● **Task instructions**
Please return the passage from the high-frequency trading discussion below verbatim, starting at "In my experience" and ending at "far we've progressed.".

● **Selected passage**
=-=-=

Replacing slow expensive humans with fast and cheap computers has dramatically reduced the cost of trading. You can see this because buy/sell spreads have shrunk by at least 10x.



That's not what High-Frequency Trading means. The terms for what what you describe are the more general "electronic trading" and "automated trading". They enable HFT, but are not HFT.

High-Frequency Trading, while also an umbrella term, virtually always refers to a subset of algorithmic trading involving arbitrage over extremely short timeframes. HFT is not about being faster than "slow expensive humans" it's about being microseconds faster than other HFTs.


I believe that you are making a distinction without a difference. Operating over extremely short timeframes is what allows electronic traders to provide such efficient pricing.


The distinction I am making means everything. It enables "Latency Arbitrage." It allows HF traders to see trades that are about to happen before they actually happen and cut in front if it'll be profitable.

http://blogmaverick.com/2014/04/03/the-idiots-guide-to-high-...


That blog post does not accurately represent how markets work. It is not possible to see trades that are about to happen that have not happened yet just by being faster. You can react to past trades faster than someone else. But no matter how fast you react, it doesn't mean you can see the future.


We're getting off track. The point is that the value of HFT is disputed. You claimed HFT reduced buy/sell spreads by a factor of 10, which is obviously false once one distinguishes HFT and Electronic Trading in general. If you're unwilling to do anything but deny the difference between HFT and Electronic Trading there's no point in having a discussion about HFT's benefits.


For the record, I think the vast majority of people's arguments about HFT are simply about the definitions of what HFT is. It isn't clearly defined anywhere and the blog post you linked earlier certainly doesn't capture any definition I've seen used in the industry.

In my experience though, electronic market making, which I regard as a very good thing, is a direct subset of HFT. To do it properly you must be fully automated, fast, across venue and trade alot. By nearly every definition I've seen that makes you HFT.


No one (including you) has presented any meaningful distinction between HFT and Electronic Trading in general.


> HFT is not about being faster than "slow expensive humans" it's about being microseconds faster than other HFTs.

Now, HFTs are competing with other HFTs, but initially, they were competing with "slow expensive humans". The current situation only tells you how far we've progressed.

=-=-=

● **Data section**
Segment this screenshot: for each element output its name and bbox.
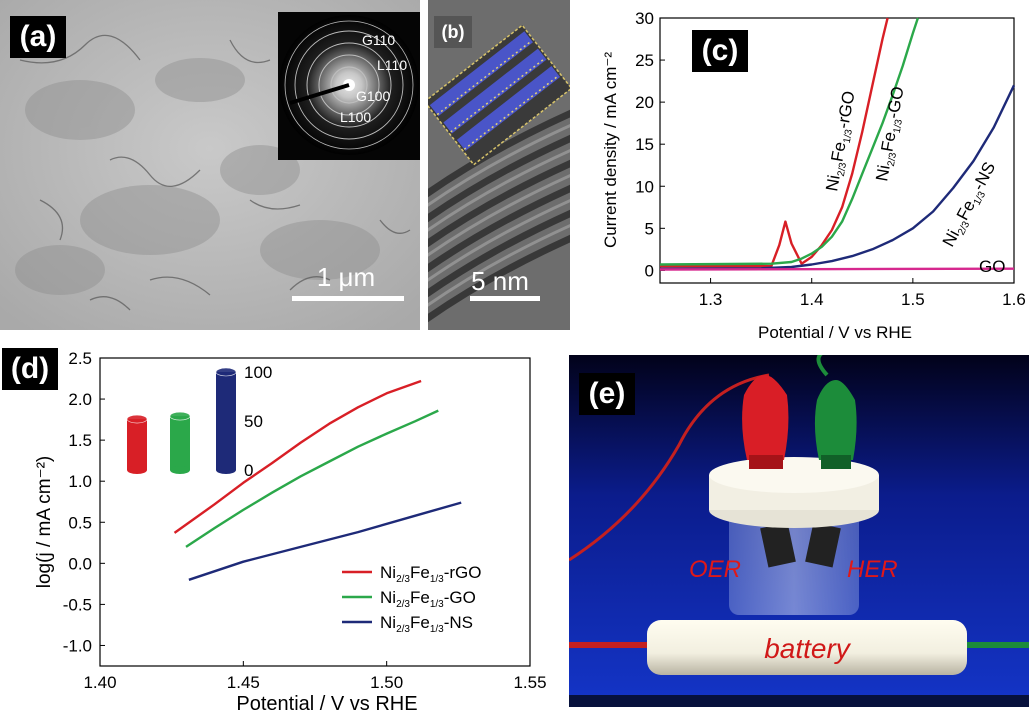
inset-bar-top bbox=[215, 367, 237, 377]
chart-c-label-go-only: GO bbox=[979, 257, 1005, 276]
saed-label-l100: L100 bbox=[340, 109, 371, 125]
chart-d-xtick-label: 1.45 bbox=[227, 673, 260, 692]
chart-c-xtick-label: 1.5 bbox=[901, 290, 925, 309]
chart-d-series-line bbox=[185, 409, 439, 548]
oer-label: OER bbox=[689, 556, 741, 583]
saed-inset: G110 L110 G100 L100 bbox=[278, 12, 420, 160]
her-label: HER bbox=[847, 556, 898, 583]
chart-c-series-line bbox=[659, 84, 1016, 270]
scale-bar-label-a: 1 μm bbox=[317, 262, 375, 292]
panel-a-tem-image: G110 L110 G100 L100 1 μm (a) bbox=[0, 0, 420, 330]
chart-c-xtick-label: 1.6 bbox=[1002, 290, 1026, 309]
crystal-structure-inset bbox=[423, 24, 573, 166]
saed-label-g110: G110 bbox=[362, 32, 395, 48]
scale-bar-a bbox=[292, 296, 404, 301]
inset-bar bbox=[170, 416, 190, 470]
chart-c-xtick-label: 1.4 bbox=[800, 290, 824, 309]
inset-bar bbox=[127, 419, 147, 470]
chart-c-ytick-label: 10 bbox=[635, 177, 654, 196]
chart-d-frame bbox=[99, 357, 531, 667]
chart-d-ytick-label: 2.0 bbox=[68, 390, 92, 409]
saed-label-l110: L110 bbox=[377, 57, 407, 73]
inset-tick-label: 100 bbox=[244, 363, 272, 382]
chart-c-ytick-label: 20 bbox=[635, 93, 654, 112]
panel-label-d: (d) bbox=[2, 348, 58, 390]
panel-label-e: (e) bbox=[579, 373, 635, 415]
chart-d-xlabel: Potential / V vs RHE bbox=[236, 693, 417, 715]
chart-d-series-line bbox=[188, 501, 462, 581]
panel-label-b: (b) bbox=[434, 16, 472, 48]
chart-d: 2.5 2.0 1.5 1.0 0.5 0.0 -0.5 -1.0 1.40 1.45 1.50 1.… bbox=[34, 349, 547, 715]
inset-bar-top bbox=[126, 414, 148, 424]
chart-d-ytick-label: -0.5 bbox=[63, 595, 92, 614]
chart-c-series-line bbox=[660, 17, 889, 268]
inset-bar-top bbox=[169, 411, 191, 421]
chart-d-legend: Ni2/3Fe1/3-rGO Ni2/3Fe1/3-GO Ni2/3Fe1/3-NS bbox=[342, 563, 482, 635]
inset-bar-bottom bbox=[170, 466, 190, 474]
chart-d-ytick-label: 1.5 bbox=[68, 431, 92, 450]
panel-e-device-photo: OER HER battery (e) bbox=[568, 348, 1029, 707]
scale-bar-b bbox=[470, 296, 540, 301]
chart-c-ytick-label: 25 bbox=[635, 51, 654, 70]
chart-d-ytick-label: 1.0 bbox=[68, 472, 92, 491]
panel-c-polarization-chart: 0 5 10 15 20 25 30 1.3 1.4 1.5 1.6 Potential / V v… bbox=[590, 0, 1029, 345]
chart-c-label-ns: Ni2/3Fe1/3-NS bbox=[939, 159, 1002, 251]
chart-d-ytick-label: 2.5 bbox=[68, 349, 92, 368]
chart-d-ylabel: log(j / mA cm⁻²) bbox=[34, 456, 55, 588]
chart-d-series-line bbox=[173, 379, 422, 534]
chart-d-ytick-label: -1.0 bbox=[63, 636, 92, 655]
chart-c-series-line bbox=[659, 267, 1015, 271]
panel-label-a: (a) bbox=[10, 16, 66, 58]
chart-c-ylabel: Current density / mA cm⁻² bbox=[601, 52, 620, 248]
chart-d-xtick-label: 1.40 bbox=[83, 673, 116, 692]
battery-label: battery bbox=[764, 633, 852, 664]
panel-b-hrtem-image: 5 nm (b) bbox=[415, 0, 580, 330]
chart-c-ytick-label: 0 bbox=[645, 261, 654, 280]
inset-tick-label: 50 bbox=[244, 412, 263, 431]
device-photo: OER HER battery bbox=[568, 348, 1029, 707]
panel-label-c: (c) bbox=[692, 30, 748, 72]
legend-label: Ni2/3Fe1/3-NS bbox=[380, 613, 473, 635]
inset-tick-label: 0 bbox=[244, 461, 253, 480]
chart-c-ytick-label: 15 bbox=[635, 135, 654, 154]
chart-c-xtick-label: 1.3 bbox=[699, 290, 723, 309]
chart-c-label-rgo: Ni2/3Fe1/3-rGO bbox=[822, 89, 861, 193]
panel-d-tafel-chart: 2.5 2.0 1.5 1.0 0.5 0.0 -0.5 -1.0 1.40 1.45 1.50 1.… bbox=[0, 340, 560, 720]
legend-label: Ni2/3Fe1/3-GO bbox=[380, 588, 476, 610]
chart-c-frame bbox=[659, 17, 1015, 284]
chart-d-inset: 100 50 0 bbox=[126, 363, 272, 480]
hrtem-image: 5 nm bbox=[415, 0, 580, 330]
chart-d-xtick-label: 1.50 bbox=[370, 673, 403, 692]
chart-c-ytick-label: 5 bbox=[645, 219, 654, 238]
legend-label: Ni2/3Fe1/3-rGO bbox=[380, 563, 482, 585]
chart-c: 0 5 10 15 20 25 30 1.3 1.4 1.5 1.6 Potential / V v… bbox=[601, 9, 1026, 342]
chart-d-ytick-label: 0.5 bbox=[68, 513, 92, 532]
chart-c-xlabel: Potential / V vs RHE bbox=[758, 323, 912, 342]
chart-c-series-line bbox=[659, 17, 920, 266]
chart-d-ytick-label: 0.0 bbox=[68, 554, 92, 573]
tem-image: G110 L110 G100 L100 1 μm bbox=[0, 0, 420, 330]
chart-c-ytick-label: 30 bbox=[635, 9, 654, 28]
inset-bar-bottom bbox=[216, 466, 236, 474]
inset-bar-bottom bbox=[127, 466, 147, 474]
inset-bar bbox=[216, 372, 236, 470]
saed-label-g100: G100 bbox=[356, 88, 390, 104]
chart-d-xtick-label: 1.55 bbox=[513, 673, 546, 692]
scale-bar-label-b: 5 nm bbox=[471, 266, 529, 296]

=-=-=

● **The completed task**
In my experience though, electronic market making, which I regard as a very good thing, is a direct subset of HFT. To do it properly you must be fully automated, fast, across venue and trade alot. By nearly every definition I've seen that makes you HFT.


No one (including you) has presented any meaningful distinction between HFT and Electronic Trading in general.


> HFT is not about being faster than "slow expensive humans" it's about being microseconds faster than other HFTs.

Now, HFTs are competing with other HFTs, but initially, they were competing with "slow expensive humans". The current situation only tells you how far we've progressed.